_PROBLEM TO SOLVE_
Each line of the material below that holds the word "PRIOR" needs to be copied.
- - - - - - -
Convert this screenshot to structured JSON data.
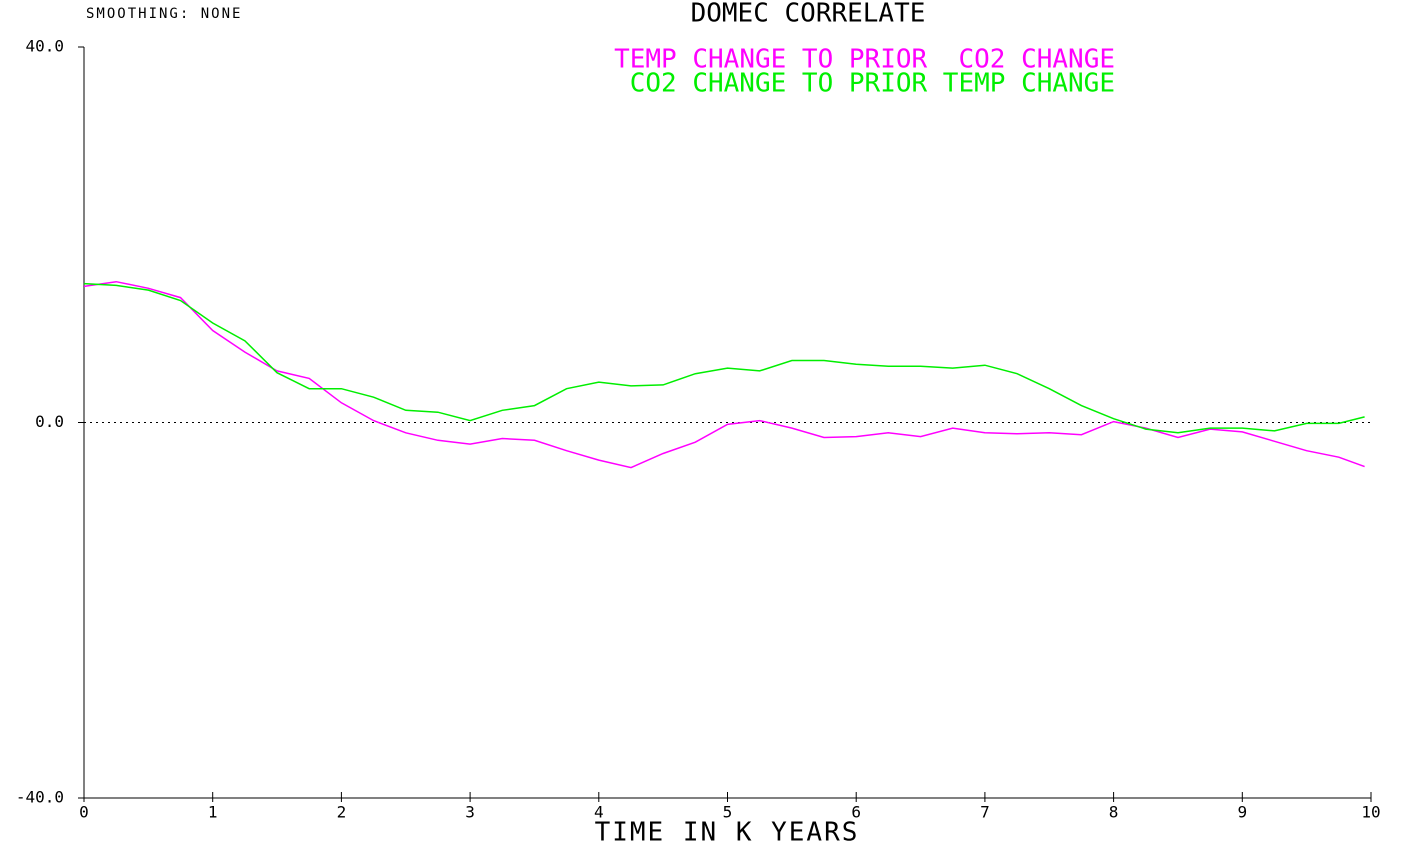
{
  "chart_data": {
    "type": "line",
    "title": "DOMEC CORRELATE",
    "subtitle": "SMOOTHING: NONE",
    "x_label": "TIME IN K YEARS",
    "x": [
      0,
      0.25,
      0.5,
      0.75,
      1,
      1.25,
      1.5,
      1.75,
      2,
      2.25,
      2.5,
      2.75,
      3,
      3.25,
      3.5,
      3.75,
      4,
      4.25,
      4.5,
      4.75,
      5,
      5.25,
      5.5,
      5.75,
      6,
      6.25,
      6.5,
      6.75,
      7,
      7.25,
      7.5,
      7.75,
      8,
      8.25,
      8.5,
      8.75,
      9,
      9.25,
      9.5,
      9.75,
      9.95
    ],
    "series": [
      {
        "name": "TEMP CHANGE TO PRIOR  CO2 CHANGE",
        "color": "#ff00ff",
        "values": [
          14.5,
          15.0,
          14.3,
          13.3,
          9.8,
          7.5,
          5.5,
          4.7,
          2.1,
          0.2,
          -1.1,
          -1.9,
          -2.3,
          -1.7,
          -1.9,
          -3.0,
          -4.0,
          -4.8,
          -3.3,
          -2.1,
          -0.2,
          0.2,
          -0.6,
          -1.6,
          -1.5,
          -1.1,
          -1.5,
          -0.6,
          -1.1,
          -1.2,
          -1.1,
          -1.3,
          0.1,
          -0.6,
          -1.6,
          -0.7,
          -1.0,
          -2.0,
          -3.0,
          -3.7,
          -4.7
        ]
      },
      {
        "name": "CO2 CHANGE TO PRIOR TEMP CHANGE",
        "color": "#00ee00",
        "values": [
          14.8,
          14.6,
          14.1,
          13.0,
          10.6,
          8.7,
          5.3,
          3.6,
          3.6,
          2.7,
          1.3,
          1.1,
          0.2,
          1.3,
          1.8,
          3.6,
          4.3,
          3.9,
          4.0,
          5.2,
          5.8,
          5.5,
          6.6,
          6.6,
          6.2,
          6.0,
          6.0,
          5.8,
          6.1,
          5.2,
          3.6,
          1.8,
          0.4,
          -0.7,
          -1.1,
          -0.6,
          -0.6,
          -0.9,
          -0.1,
          -0.1,
          0.6
        ]
      }
    ],
    "xlim": [
      0,
      10
    ],
    "xticks": [
      0,
      1,
      2,
      3,
      4,
      5,
      6,
      7,
      8,
      9,
      10
    ],
    "ylim": [
      -40,
      40
    ],
    "yticks": [
      {
        "value": -40,
        "label": "-40.0"
      },
      {
        "value": 0,
        "label": "0.0"
      },
      {
        "value": 40,
        "label": "40.0"
      }
    ],
    "zero_line": true
  }
}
- - - - - - -
_FINISHED TASK_
        "name": "TEMP CHANGE TO PRIOR  CO2 CHANGE",
        "name": "CO2 CHANGE TO PRIOR TEMP CHANGE",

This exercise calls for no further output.